- **Short exercise**
Reproduce the entire listing below line for line, with no alterations.

##########

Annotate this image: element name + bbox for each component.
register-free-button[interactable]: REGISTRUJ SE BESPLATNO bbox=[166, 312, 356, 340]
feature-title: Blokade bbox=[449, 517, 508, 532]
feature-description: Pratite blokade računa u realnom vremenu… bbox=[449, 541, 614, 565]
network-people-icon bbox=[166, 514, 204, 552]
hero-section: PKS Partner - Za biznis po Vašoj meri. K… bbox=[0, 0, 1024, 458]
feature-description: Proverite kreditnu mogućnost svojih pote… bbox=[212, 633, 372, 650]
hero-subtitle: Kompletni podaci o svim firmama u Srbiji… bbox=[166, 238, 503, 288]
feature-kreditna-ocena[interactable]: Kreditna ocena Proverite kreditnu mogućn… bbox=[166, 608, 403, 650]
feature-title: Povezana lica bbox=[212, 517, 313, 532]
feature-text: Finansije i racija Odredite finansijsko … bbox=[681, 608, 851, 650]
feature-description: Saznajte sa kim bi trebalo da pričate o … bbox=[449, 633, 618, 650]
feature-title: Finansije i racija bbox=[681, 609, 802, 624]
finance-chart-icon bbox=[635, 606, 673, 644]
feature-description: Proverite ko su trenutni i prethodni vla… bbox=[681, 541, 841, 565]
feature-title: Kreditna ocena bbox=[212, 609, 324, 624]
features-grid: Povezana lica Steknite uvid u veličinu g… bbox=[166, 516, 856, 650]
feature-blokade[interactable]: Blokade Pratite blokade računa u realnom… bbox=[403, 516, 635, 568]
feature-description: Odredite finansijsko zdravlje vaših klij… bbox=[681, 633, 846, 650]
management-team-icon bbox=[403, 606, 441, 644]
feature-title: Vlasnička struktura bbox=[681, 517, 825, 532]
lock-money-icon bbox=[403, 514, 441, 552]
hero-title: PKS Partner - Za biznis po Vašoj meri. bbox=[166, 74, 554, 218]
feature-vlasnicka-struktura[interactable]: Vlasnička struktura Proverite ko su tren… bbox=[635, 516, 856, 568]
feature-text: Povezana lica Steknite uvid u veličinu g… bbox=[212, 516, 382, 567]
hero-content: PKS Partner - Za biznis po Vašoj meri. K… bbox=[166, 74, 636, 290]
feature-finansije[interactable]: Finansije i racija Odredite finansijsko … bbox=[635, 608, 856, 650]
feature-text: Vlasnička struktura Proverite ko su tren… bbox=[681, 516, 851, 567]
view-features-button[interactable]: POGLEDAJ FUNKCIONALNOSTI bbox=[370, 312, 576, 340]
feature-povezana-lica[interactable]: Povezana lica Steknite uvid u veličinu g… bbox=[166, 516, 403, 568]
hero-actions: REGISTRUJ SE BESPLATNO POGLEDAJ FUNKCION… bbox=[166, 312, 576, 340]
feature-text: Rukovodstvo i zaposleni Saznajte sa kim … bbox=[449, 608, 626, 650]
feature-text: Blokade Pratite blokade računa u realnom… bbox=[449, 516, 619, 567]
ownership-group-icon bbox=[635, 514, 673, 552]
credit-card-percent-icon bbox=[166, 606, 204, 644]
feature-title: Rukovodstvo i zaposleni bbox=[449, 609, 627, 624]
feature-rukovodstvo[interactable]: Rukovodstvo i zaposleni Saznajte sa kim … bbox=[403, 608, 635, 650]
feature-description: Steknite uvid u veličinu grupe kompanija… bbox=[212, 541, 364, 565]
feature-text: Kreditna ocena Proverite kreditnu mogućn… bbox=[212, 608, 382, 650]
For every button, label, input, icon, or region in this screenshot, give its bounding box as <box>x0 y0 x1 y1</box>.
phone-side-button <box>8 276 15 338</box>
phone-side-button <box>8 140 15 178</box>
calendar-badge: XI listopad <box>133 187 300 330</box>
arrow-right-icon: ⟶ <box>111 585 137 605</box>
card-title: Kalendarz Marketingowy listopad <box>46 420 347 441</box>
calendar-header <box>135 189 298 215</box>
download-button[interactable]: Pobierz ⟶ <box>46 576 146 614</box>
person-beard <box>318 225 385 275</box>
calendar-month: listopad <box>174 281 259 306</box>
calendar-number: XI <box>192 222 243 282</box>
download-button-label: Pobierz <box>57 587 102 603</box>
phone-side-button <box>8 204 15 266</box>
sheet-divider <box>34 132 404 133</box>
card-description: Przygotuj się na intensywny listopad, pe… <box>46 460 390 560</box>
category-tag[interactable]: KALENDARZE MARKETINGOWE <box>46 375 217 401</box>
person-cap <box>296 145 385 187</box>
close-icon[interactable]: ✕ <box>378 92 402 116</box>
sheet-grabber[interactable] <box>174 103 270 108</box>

##########

- **Task output**
Annotate this image: element name + bbox for each component.
register-free-button[interactable]: REGISTRUJ SE BESPLATNO bbox=[166, 312, 356, 340]
feature-title: Blokade bbox=[449, 517, 508, 532]
feature-description: Pratite blokade računa u realnom vremenu… bbox=[449, 541, 614, 565]
network-people-icon bbox=[166, 514, 204, 552]
hero-section: PKS Partner - Za biznis po Vašoj meri. K… bbox=[0, 0, 1024, 458]
feature-description: Proverite kreditnu mogućnost svojih pote… bbox=[212, 633, 372, 650]
hero-subtitle: Kompletni podaci o svim firmama u Srbiji… bbox=[166, 238, 503, 288]
feature-kreditna-ocena[interactable]: Kreditna ocena Proverite kreditnu mogućn… bbox=[166, 608, 403, 650]
feature-title: Povezana lica bbox=[212, 517, 313, 532]
feature-text: Finansije i racija Odredite finansijsko … bbox=[681, 608, 851, 650]
feature-description: Saznajte sa kim bi trebalo da pričate o … bbox=[449, 633, 618, 650]
feature-title: Finansije i racija bbox=[681, 609, 802, 624]
finance-chart-icon bbox=[635, 606, 673, 644]
feature-description: Proverite ko su trenutni i prethodni vla… bbox=[681, 541, 841, 565]
feature-title: Kreditna ocena bbox=[212, 609, 324, 624]
features-grid: Povezana lica Steknite uvid u veličinu g… bbox=[166, 516, 856, 650]
feature-blokade[interactable]: Blokade Pratite blokade računa u realnom… bbox=[403, 516, 635, 568]
feature-description: Odredite finansijsko zdravlje vaših klij… bbox=[681, 633, 846, 650]
management-team-icon bbox=[403, 606, 441, 644]
feature-title: Vlasnička struktura bbox=[681, 517, 825, 532]
lock-money-icon bbox=[403, 514, 441, 552]
hero-title: PKS Partner - Za biznis po Vašoj meri. bbox=[166, 74, 554, 218]
feature-vlasnicka-struktura[interactable]: Vlasnička struktura Proverite ko su tren… bbox=[635, 516, 856, 568]
feature-text: Povezana lica Steknite uvid u veličinu g… bbox=[212, 516, 382, 567]
hero-content: PKS Partner - Za biznis po Vašoj meri. K… bbox=[166, 74, 636, 290]
feature-finansije[interactable]: Finansije i racija Odredite finansijsko … bbox=[635, 608, 856, 650]
feature-text: Vlasnička struktura Proverite ko su tren… bbox=[681, 516, 851, 567]
view-features-button[interactable]: POGLEDAJ FUNKCIONALNOSTI bbox=[370, 312, 576, 340]
feature-povezana-lica[interactable]: Povezana lica Steknite uvid u veličinu g… bbox=[166, 516, 403, 568]
hero-actions: REGISTRUJ SE BESPLATNO POGLEDAJ FUNKCION… bbox=[166, 312, 576, 340]
feature-text: Rukovodstvo i zaposleni Saznajte sa kim … bbox=[449, 608, 626, 650]
feature-text: Blokade Pratite blokade računa u realnom… bbox=[449, 516, 619, 567]
ownership-group-icon bbox=[635, 514, 673, 552]
credit-card-percent-icon bbox=[166, 606, 204, 644]
feature-title: Rukovodstvo i zaposleni bbox=[449, 609, 627, 624]
feature-rukovodstvo[interactable]: Rukovodstvo i zaposleni Saznajte sa kim … bbox=[403, 608, 635, 650]
feature-description: Steknite uvid u veličinu grupe kompanija… bbox=[212, 541, 364, 565]
feature-text: Kreditna ocena Proverite kreditnu mogućn… bbox=[212, 608, 382, 650]
For every button, label, input, icon, or region in this screenshot, give its bounding box as <box>x0 y0 x1 y1</box>.
phone-side-button <box>8 276 15 338</box>
phone-side-button <box>8 140 15 178</box>
calendar-badge: XI listopad <box>133 187 300 330</box>
arrow-right-icon: ⟶ <box>111 585 137 605</box>
card-title: Kalendarz Marketingowy listopad <box>46 420 347 441</box>
calendar-header <box>135 189 298 215</box>
download-button[interactable]: Pobierz ⟶ <box>46 576 146 614</box>
person-beard <box>318 225 385 275</box>
calendar-month: listopad <box>174 281 259 306</box>
calendar-number: XI <box>192 222 243 282</box>
download-button-label: Pobierz <box>57 587 102 603</box>
phone-side-button <box>8 204 15 266</box>
sheet-divider <box>34 132 404 133</box>
card-description: Przygotuj się na intensywny listopad, pe… <box>46 460 390 560</box>
category-tag[interactable]: KALENDARZE MARKETINGOWE <box>46 375 217 401</box>
person-cap <box>296 145 385 187</box>
close-icon[interactable]: ✕ <box>378 92 402 116</box>
sheet-grabber[interactable] <box>174 103 270 108</box>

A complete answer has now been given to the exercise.